Figure content listings –
^^^^^^^^

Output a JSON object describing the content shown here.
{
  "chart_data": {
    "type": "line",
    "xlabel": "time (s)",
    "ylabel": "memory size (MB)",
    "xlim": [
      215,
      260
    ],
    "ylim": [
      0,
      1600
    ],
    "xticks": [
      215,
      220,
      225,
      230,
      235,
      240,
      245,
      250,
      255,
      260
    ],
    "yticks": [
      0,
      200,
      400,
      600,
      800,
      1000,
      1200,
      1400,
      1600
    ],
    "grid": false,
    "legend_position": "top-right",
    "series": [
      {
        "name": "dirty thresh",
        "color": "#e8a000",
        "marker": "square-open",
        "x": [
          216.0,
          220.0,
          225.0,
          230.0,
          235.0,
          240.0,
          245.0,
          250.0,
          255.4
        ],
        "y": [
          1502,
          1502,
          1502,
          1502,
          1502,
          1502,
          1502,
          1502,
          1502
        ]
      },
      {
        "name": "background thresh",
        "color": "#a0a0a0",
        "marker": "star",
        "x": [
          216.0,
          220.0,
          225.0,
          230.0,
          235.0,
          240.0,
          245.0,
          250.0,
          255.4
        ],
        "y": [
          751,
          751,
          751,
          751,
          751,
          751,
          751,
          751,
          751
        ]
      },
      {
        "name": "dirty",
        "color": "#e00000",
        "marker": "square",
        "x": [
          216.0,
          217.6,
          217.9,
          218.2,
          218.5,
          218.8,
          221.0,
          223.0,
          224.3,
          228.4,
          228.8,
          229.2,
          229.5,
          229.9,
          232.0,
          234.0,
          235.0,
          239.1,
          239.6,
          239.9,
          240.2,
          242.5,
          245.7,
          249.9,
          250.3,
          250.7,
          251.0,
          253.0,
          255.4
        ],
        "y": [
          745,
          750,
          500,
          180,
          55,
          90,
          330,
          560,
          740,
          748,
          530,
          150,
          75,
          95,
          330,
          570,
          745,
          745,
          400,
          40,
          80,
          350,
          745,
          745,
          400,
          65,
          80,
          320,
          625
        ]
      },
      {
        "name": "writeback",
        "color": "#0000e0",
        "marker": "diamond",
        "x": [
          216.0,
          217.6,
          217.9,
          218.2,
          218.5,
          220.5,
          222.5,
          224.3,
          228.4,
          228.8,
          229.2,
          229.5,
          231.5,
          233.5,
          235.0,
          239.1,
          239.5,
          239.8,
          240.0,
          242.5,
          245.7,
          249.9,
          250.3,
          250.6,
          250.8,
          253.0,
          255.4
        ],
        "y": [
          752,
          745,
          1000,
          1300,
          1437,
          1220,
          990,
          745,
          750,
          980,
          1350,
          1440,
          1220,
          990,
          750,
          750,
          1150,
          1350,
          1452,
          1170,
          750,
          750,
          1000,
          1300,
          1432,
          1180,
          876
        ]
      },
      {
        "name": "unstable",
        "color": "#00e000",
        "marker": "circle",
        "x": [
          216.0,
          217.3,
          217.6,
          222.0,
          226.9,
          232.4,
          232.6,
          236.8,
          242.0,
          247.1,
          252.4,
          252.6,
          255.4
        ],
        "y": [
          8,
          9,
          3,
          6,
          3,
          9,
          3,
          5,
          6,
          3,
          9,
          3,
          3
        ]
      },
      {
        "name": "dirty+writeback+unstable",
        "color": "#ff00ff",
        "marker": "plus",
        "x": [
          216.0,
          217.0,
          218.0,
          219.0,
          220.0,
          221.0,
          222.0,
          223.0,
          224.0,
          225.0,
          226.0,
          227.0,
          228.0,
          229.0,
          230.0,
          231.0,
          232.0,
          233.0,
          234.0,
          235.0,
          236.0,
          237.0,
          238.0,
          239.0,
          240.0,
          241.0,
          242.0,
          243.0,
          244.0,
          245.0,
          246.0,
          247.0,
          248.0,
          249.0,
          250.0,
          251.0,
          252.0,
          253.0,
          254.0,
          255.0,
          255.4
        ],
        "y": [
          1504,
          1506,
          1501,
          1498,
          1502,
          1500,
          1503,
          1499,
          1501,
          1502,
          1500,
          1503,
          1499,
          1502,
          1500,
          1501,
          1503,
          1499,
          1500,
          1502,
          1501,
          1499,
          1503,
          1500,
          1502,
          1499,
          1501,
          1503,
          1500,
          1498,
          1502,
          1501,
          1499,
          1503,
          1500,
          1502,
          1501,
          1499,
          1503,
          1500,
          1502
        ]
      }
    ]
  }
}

^^^^^^^^

Your task is to print the whole listing again exactly.

REPLY –
Output a JSON object describing the content shown here.
{
  "chart_data": {
    "type": "line",
    "xlabel": "time (s)",
    "ylabel": "memory size (MB)",
    "xlim": [
      215,
      260
    ],
    "ylim": [
      0,
      1600
    ],
    "xticks": [
      215,
      220,
      225,
      230,
      235,
      240,
      245,
      250,
      255,
      260
    ],
    "yticks": [
      0,
      200,
      400,
      600,
      800,
      1000,
      1200,
      1400,
      1600
    ],
    "grid": false,
    "legend_position": "top-right",
    "series": [
      {
        "name": "dirty thresh",
        "color": "#e8a000",
        "marker": "square-open",
        "x": [
          216.0,
          220.0,
          225.0,
          230.0,
          235.0,
          240.0,
          245.0,
          250.0,
          255.4
        ],
        "y": [
          1502,
          1502,
          1502,
          1502,
          1502,
          1502,
          1502,
          1502,
          1502
        ]
      },
      {
        "name": "background thresh",
        "color": "#a0a0a0",
        "marker": "star",
        "x": [
          216.0,
          220.0,
          225.0,
          230.0,
          235.0,
          240.0,
          245.0,
          250.0,
          255.4
        ],
        "y": [
          751,
          751,
          751,
          751,
          751,
          751,
          751,
          751,
          751
        ]
      },
      {
        "name": "dirty",
        "color": "#e00000",
        "marker": "square",
        "x": [
          216.0,
          217.6,
          217.9,
          218.2,
          218.5,
          218.8,
          221.0,
          223.0,
          224.3,
          228.4,
          228.8,
          229.2,
          229.5,
          229.9,
          232.0,
          234.0,
          235.0,
          239.1,
          239.6,
          239.9,
          240.2,
          242.5,
          245.7,
          249.9,
          250.3,
          250.7,
          251.0,
          253.0,
          255.4
        ],
        "y": [
          745,
          750,
          500,
          180,
          55,
          90,
          330,
          560,
          740,
          748,
          530,
          150,
          75,
          95,
          330,
          570,
          745,
          745,
          400,
          40,
          80,
          350,
          745,
          745,
          400,
          65,
          80,
          320,
          625
        ]
      },
      {
        "name": "writeback",
        "color": "#0000e0",
        "marker": "diamond",
        "x": [
          216.0,
          217.6,
          217.9,
          218.2,
          218.5,
          220.5,
          222.5,
          224.3,
          228.4,
          228.8,
          229.2,
          229.5,
          231.5,
          233.5,
          235.0,
          239.1,
          239.5,
          239.8,
          240.0,
          242.5,
          245.7,
          249.9,
          250.3,
          250.6,
          250.8,
          253.0,
          255.4
        ],
        "y": [
          752,
          745,
          1000,
          1300,
          1437,
          1220,
          990,
          745,
          750,
          980,
          1350,
          1440,
          1220,
          990,
          750,
          750,
          1150,
          1350,
          1452,
          1170,
          750,
          750,
          1000,
          1300,
          1432,
          1180,
          876
        ]
      },
      {
        "name": "unstable",
        "color": "#00e000",
        "marker": "circle",
        "x": [
          216.0,
          217.3,
          217.6,
          222.0,
          226.9,
          232.4,
          232.6,
          236.8,
          242.0,
          247.1,
          252.4,
          252.6,
          255.4
        ],
        "y": [
          8,
          9,
          3,
          6,
          3,
          9,
          3,
          5,
          6,
          3,
          9,
          3,
          3
        ]
      },
      {
        "name": "dirty+writeback+unstable",
        "color": "#ff00ff",
        "marker": "plus",
        "x": [
          216.0,
          217.0,
          218.0,
          219.0,
          220.0,
          221.0,
          222.0,
          223.0,
          224.0,
          225.0,
          226.0,
          227.0,
          228.0,
          229.0,
          230.0,
          231.0,
          232.0,
          233.0,
          234.0,
          235.0,
          236.0,
          237.0,
          238.0,
          239.0,
          240.0,
          241.0,
          242.0,
          243.0,
          244.0,
          245.0,
          246.0,
          247.0,
          248.0,
          249.0,
          250.0,
          251.0,
          252.0,
          253.0,
          254.0,
          255.0,
          255.4
        ],
        "y": [
          1504,
          1506,
          1501,
          1498,
          1502,
          1500,
          1503,
          1499,
          1501,
          1502,
          1500,
          1503,
          1499,
          1502,
          1500,
          1501,
          1503,
          1499,
          1500,
          1502,
          1501,
          1499,
          1503,
          1500,
          1502,
          1499,
          1501,
          1503,
          1500,
          1498,
          1502,
          1501,
          1499,
          1503,
          1500,
          1502,
          1501,
          1499,
          1503,
          1500,
          1502
        ]
      }
    ]
  }
}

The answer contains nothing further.